STATED GOAL
Copy out lines with the word "Bucerus" from the material that follows.
--- --- ---
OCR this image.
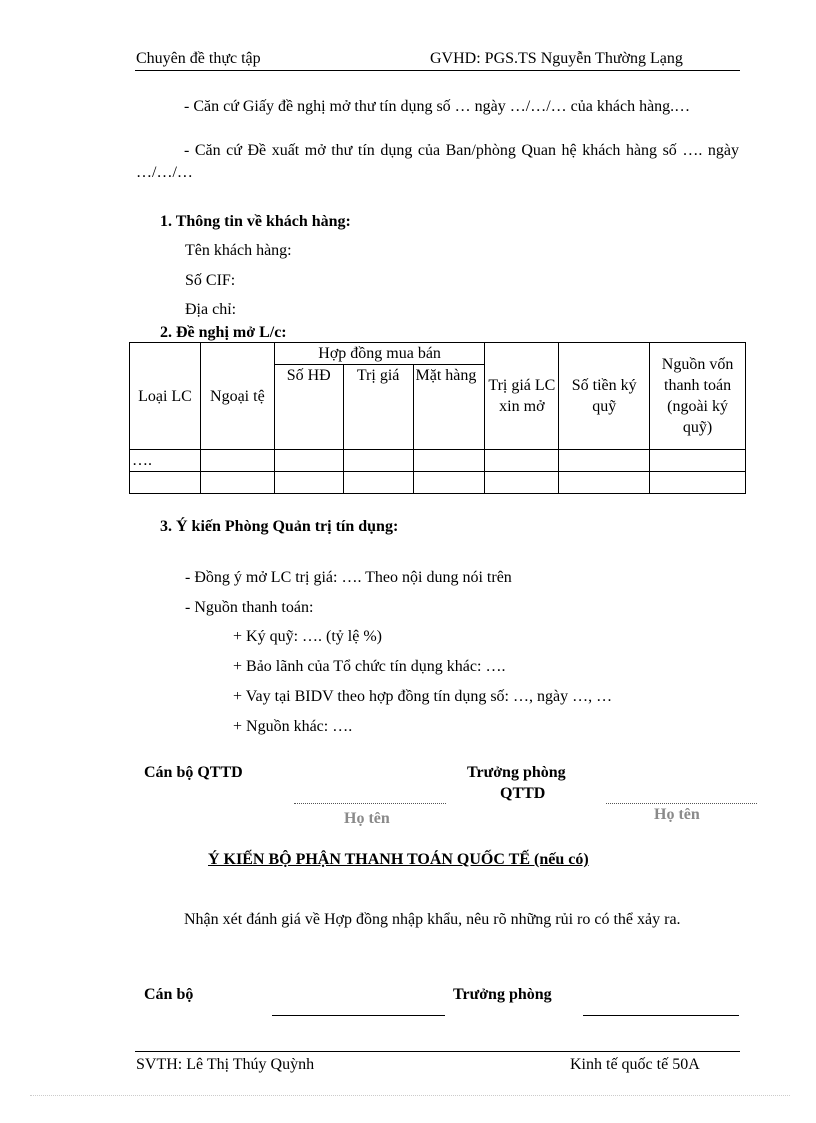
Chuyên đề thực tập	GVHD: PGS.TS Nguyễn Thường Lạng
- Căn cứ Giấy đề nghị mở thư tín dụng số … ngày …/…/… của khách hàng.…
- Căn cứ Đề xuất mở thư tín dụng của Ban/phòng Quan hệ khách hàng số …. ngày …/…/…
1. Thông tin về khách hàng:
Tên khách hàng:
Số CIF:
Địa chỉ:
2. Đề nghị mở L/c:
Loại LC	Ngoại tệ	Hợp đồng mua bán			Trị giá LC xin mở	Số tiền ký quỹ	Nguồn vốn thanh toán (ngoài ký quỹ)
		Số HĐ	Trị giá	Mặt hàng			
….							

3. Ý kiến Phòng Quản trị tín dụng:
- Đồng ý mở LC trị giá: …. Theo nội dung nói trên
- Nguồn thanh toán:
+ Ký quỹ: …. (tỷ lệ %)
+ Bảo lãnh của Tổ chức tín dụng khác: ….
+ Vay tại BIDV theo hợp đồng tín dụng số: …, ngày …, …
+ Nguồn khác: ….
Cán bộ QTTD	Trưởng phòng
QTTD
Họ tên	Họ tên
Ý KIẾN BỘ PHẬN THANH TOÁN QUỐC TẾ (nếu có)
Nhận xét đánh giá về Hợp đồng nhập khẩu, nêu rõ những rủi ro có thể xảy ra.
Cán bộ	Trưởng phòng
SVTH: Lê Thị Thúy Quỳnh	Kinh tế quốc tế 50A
--- --- ---
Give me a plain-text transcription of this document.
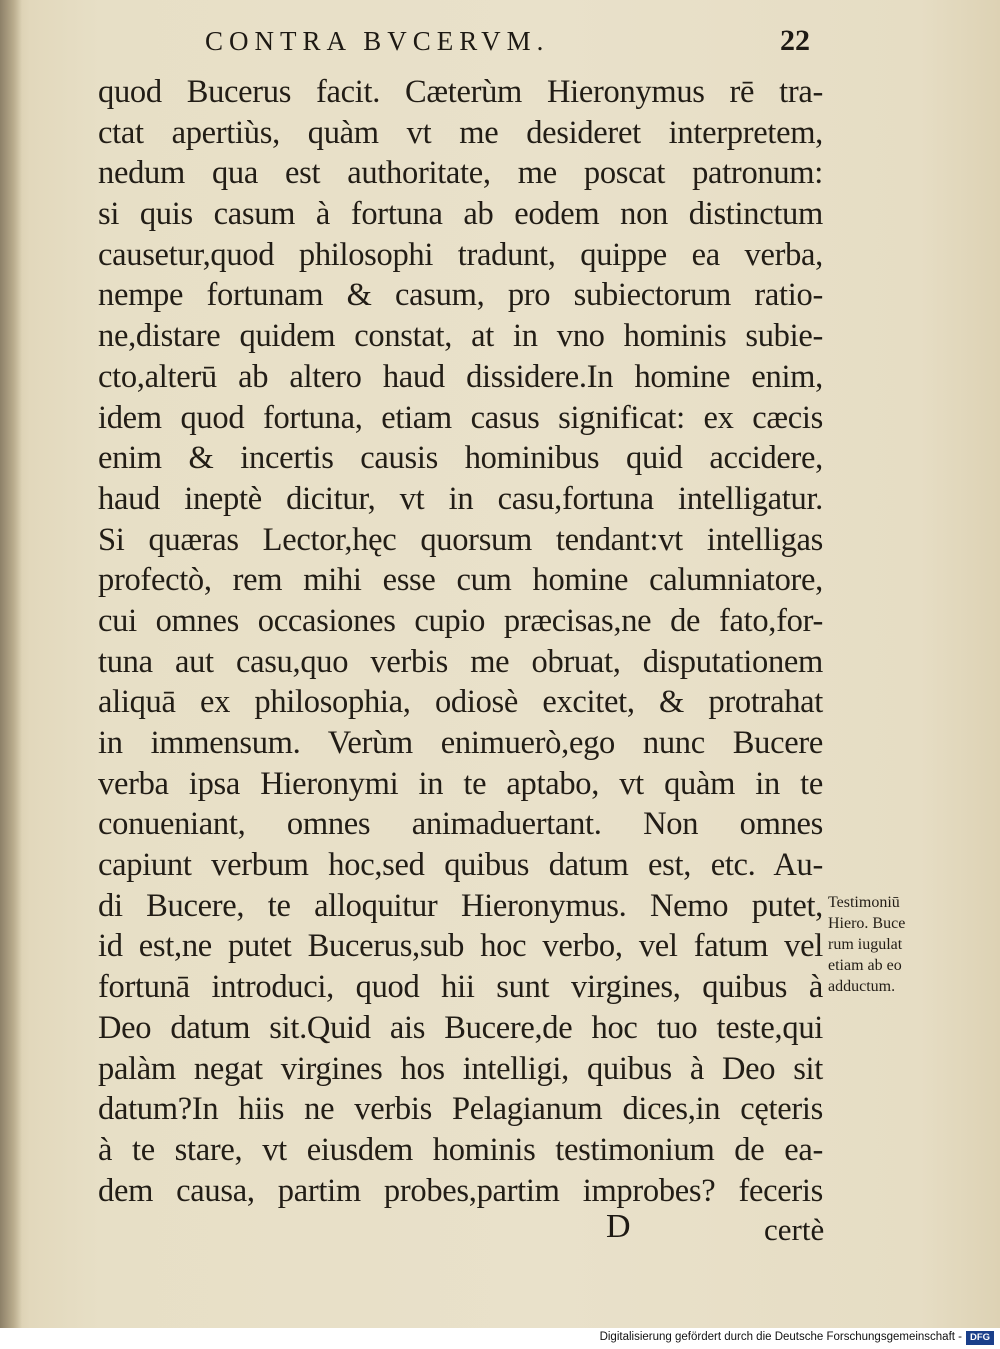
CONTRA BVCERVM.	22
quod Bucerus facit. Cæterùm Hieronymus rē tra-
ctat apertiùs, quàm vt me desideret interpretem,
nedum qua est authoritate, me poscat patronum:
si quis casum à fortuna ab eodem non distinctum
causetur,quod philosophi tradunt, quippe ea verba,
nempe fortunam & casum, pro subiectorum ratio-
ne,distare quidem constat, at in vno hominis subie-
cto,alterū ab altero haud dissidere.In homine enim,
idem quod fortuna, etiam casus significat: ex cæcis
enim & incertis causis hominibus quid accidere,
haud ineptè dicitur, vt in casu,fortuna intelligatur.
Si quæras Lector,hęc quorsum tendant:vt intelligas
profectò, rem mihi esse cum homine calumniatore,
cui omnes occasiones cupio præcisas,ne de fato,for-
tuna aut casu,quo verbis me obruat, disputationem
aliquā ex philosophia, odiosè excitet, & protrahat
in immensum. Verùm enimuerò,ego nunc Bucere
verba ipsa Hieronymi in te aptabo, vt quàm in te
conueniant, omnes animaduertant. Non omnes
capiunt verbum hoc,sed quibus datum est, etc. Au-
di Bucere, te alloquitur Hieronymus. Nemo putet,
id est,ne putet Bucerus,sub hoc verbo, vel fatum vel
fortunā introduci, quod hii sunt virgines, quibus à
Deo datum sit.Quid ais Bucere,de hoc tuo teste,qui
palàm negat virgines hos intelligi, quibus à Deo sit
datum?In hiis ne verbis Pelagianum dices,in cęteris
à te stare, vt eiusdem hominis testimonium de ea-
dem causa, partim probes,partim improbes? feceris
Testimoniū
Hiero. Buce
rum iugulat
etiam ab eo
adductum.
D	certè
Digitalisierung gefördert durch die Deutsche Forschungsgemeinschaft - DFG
--- --- ---
RESULT OF THIS EXERCISE
quod Bucerus facit. Cæterùm Hieronymus rē tra-
id est,ne putet Bucerus,sub hoc verbo, vel fatum vel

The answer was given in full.